**** Supplied records

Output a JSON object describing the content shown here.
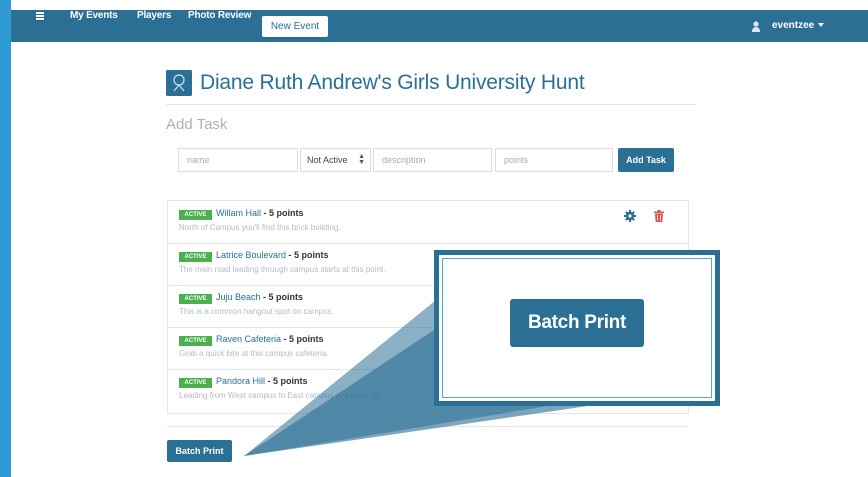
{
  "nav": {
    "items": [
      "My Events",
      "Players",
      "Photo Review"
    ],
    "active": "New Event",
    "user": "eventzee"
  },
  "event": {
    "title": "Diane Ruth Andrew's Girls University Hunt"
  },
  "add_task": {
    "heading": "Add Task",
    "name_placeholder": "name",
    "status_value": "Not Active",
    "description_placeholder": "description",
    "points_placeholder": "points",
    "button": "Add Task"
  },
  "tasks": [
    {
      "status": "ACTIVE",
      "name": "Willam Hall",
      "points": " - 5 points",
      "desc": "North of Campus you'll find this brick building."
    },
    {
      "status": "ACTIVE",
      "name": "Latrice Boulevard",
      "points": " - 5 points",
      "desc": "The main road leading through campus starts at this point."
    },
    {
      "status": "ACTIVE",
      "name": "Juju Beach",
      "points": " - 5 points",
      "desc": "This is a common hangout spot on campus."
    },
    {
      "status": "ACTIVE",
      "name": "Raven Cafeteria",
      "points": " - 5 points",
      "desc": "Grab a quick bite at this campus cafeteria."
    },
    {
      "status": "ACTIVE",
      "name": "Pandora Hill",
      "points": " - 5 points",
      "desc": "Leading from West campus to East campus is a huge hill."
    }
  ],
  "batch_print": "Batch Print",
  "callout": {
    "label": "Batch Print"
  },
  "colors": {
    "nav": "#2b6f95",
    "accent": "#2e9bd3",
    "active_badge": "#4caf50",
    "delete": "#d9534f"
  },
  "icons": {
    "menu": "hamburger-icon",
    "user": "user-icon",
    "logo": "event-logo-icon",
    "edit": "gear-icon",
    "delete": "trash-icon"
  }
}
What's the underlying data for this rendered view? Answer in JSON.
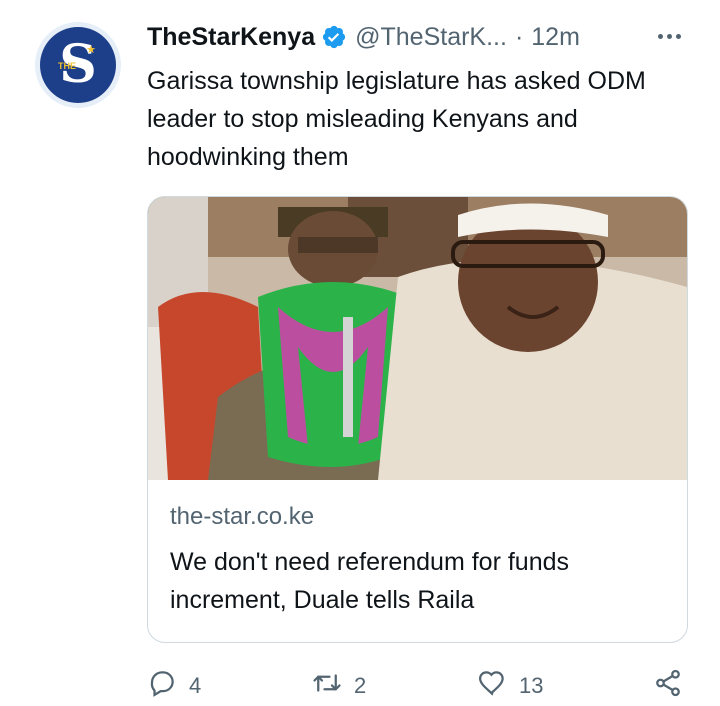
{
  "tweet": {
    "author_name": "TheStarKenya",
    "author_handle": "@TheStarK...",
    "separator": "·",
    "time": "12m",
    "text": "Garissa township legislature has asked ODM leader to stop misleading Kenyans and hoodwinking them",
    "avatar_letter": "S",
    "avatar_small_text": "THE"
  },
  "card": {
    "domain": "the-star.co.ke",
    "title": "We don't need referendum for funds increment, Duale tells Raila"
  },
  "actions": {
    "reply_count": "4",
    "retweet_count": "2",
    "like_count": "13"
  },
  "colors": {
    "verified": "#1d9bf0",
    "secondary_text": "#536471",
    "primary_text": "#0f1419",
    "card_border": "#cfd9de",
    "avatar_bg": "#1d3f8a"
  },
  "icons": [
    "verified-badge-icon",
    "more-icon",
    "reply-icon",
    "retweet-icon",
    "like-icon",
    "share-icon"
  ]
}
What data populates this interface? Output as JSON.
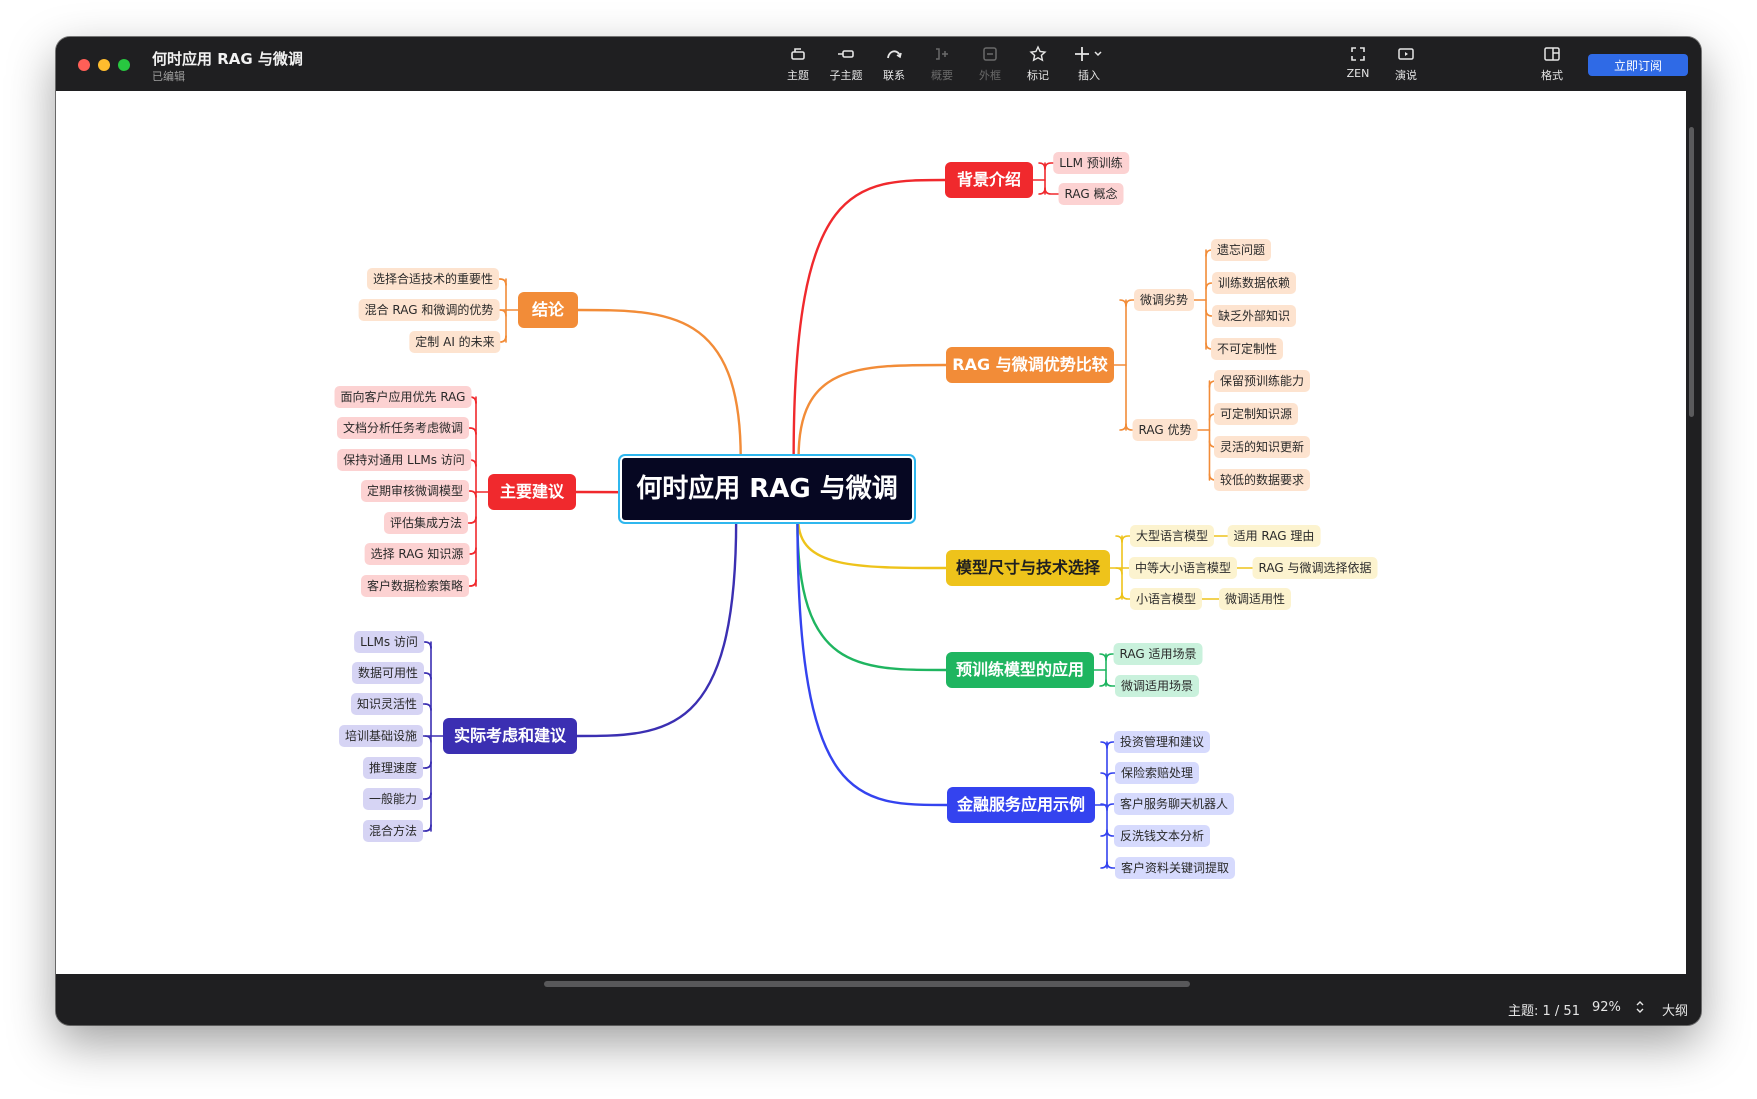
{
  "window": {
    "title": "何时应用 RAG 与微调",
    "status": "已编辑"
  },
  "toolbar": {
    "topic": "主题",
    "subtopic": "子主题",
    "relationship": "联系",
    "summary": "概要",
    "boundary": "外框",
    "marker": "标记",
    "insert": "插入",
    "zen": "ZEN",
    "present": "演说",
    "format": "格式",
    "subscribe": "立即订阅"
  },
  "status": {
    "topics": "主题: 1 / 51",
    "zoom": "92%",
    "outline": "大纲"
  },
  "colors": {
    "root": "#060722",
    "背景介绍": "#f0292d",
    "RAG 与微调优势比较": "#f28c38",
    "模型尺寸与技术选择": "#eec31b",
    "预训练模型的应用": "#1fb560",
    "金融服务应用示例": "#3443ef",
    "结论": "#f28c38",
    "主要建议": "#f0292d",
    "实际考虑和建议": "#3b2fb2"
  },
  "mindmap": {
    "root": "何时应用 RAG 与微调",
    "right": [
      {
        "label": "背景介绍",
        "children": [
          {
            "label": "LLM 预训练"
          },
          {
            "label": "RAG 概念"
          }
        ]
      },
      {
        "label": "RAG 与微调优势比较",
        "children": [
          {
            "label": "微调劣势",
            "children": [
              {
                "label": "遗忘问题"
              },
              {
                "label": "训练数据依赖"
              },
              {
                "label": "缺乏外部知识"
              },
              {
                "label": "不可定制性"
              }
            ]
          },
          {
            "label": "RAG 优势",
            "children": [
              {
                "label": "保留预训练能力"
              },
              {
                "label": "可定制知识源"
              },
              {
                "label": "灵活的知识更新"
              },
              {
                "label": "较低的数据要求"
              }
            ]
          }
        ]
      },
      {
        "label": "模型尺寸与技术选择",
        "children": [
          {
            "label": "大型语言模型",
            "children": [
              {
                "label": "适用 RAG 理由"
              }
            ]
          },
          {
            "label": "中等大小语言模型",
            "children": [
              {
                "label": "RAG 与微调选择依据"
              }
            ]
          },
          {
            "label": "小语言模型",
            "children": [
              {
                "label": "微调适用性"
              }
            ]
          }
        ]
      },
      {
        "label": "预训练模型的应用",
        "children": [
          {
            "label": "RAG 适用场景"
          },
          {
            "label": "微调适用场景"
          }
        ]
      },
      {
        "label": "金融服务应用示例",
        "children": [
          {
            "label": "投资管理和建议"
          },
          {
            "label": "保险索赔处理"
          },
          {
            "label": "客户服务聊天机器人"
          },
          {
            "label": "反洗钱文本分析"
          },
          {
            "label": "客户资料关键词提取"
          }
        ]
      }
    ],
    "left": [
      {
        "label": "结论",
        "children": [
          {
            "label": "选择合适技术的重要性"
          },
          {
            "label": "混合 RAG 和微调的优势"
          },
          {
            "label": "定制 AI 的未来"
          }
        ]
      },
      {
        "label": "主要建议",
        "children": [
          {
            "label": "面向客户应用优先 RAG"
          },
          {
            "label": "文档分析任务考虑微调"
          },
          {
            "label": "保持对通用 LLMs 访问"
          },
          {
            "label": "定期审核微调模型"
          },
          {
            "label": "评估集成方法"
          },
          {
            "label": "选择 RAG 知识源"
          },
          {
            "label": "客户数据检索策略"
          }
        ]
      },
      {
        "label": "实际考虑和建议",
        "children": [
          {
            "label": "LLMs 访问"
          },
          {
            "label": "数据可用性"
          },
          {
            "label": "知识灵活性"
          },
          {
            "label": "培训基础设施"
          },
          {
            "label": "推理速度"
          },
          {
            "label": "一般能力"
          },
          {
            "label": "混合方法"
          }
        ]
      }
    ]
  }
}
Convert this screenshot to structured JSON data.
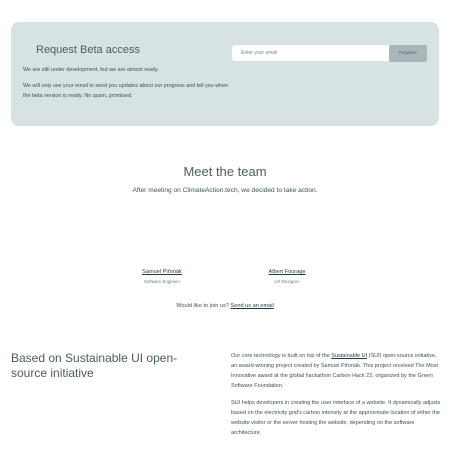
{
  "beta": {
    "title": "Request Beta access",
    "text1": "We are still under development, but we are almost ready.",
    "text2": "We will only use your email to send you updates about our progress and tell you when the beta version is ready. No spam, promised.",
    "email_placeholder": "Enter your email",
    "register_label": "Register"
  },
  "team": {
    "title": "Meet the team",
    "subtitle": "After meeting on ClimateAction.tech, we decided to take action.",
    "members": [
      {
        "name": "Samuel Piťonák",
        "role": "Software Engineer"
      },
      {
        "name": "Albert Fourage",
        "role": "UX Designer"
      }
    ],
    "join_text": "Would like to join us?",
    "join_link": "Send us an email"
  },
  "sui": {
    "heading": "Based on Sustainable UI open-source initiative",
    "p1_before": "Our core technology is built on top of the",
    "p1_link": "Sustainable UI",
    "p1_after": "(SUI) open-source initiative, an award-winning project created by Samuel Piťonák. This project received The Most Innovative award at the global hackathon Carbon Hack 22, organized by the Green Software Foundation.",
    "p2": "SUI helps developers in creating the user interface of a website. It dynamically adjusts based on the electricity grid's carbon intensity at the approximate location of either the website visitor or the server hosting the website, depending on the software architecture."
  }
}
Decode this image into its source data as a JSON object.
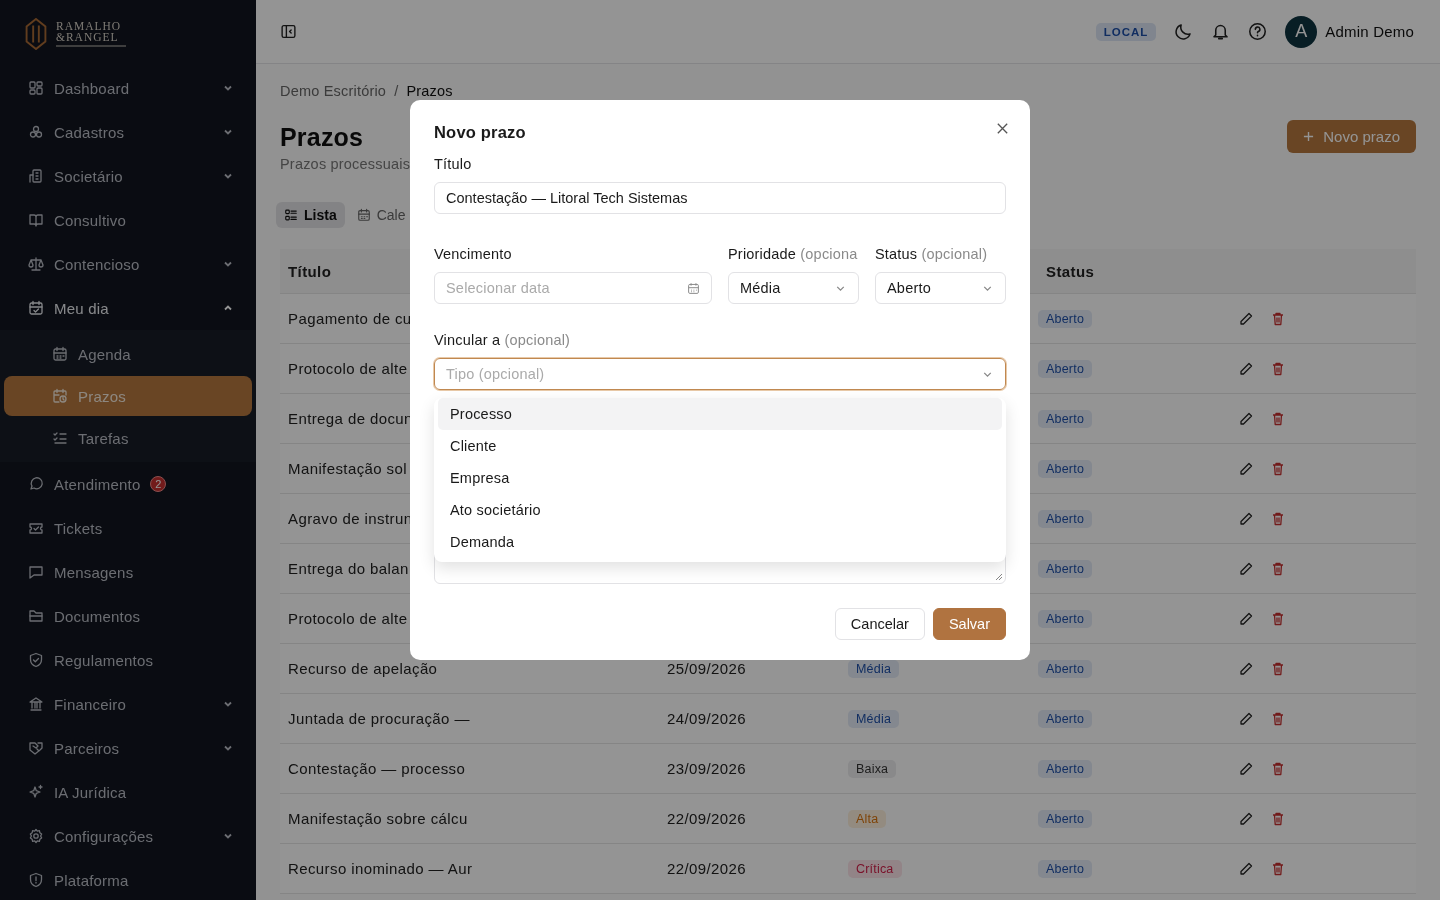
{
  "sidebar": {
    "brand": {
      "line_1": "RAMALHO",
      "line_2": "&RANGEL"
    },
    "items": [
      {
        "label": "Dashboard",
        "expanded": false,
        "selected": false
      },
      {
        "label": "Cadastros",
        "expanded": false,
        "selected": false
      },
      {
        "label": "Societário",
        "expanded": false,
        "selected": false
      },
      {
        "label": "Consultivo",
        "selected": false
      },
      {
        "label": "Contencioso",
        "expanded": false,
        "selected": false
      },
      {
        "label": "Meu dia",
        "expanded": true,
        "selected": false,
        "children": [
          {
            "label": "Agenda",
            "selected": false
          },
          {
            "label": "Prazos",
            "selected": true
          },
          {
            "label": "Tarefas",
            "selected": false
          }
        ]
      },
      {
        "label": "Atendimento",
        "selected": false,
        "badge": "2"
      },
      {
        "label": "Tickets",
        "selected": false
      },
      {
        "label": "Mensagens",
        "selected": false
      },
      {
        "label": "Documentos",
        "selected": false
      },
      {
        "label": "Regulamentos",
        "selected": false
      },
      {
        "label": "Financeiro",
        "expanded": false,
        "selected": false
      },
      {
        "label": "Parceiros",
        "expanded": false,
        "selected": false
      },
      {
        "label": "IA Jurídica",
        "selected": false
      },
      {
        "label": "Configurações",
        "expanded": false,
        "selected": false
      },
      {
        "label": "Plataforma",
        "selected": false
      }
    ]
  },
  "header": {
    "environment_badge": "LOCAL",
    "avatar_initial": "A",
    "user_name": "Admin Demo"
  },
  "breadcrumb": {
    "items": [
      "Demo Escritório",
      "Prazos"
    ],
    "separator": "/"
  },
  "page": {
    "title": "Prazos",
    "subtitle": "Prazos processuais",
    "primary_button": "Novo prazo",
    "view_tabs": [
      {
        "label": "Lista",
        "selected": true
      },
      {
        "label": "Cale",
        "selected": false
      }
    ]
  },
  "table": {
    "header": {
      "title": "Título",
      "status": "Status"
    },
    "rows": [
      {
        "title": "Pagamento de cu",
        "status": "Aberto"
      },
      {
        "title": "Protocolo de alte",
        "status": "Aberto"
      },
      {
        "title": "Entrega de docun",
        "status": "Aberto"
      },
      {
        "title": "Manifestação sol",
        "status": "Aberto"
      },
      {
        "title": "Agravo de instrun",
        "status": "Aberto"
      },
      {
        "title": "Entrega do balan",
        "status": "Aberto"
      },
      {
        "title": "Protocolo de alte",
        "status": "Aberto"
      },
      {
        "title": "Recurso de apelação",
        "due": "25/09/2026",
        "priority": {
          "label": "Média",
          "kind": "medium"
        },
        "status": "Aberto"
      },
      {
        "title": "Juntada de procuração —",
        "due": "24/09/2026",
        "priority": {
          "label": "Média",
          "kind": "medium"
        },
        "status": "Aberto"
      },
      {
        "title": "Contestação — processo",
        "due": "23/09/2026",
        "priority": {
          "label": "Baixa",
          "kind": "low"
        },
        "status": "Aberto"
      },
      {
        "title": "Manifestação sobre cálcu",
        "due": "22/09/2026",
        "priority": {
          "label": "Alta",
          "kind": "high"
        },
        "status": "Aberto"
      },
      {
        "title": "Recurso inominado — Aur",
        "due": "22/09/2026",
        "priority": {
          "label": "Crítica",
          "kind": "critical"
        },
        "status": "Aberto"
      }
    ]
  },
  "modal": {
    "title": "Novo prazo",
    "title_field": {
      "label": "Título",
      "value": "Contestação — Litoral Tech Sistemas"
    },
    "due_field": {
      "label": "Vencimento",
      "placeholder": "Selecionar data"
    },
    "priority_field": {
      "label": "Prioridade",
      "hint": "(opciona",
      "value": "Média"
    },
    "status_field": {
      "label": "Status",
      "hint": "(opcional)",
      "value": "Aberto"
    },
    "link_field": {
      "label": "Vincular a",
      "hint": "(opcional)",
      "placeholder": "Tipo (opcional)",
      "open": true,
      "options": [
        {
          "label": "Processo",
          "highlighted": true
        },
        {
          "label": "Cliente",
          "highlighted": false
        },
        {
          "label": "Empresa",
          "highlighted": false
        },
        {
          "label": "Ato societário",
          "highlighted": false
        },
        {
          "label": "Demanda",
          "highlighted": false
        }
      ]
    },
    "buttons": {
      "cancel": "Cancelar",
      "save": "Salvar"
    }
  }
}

********

What is required → Work out how many lines in the records above contain the word "ready", and give only that number.

Answer in full → 2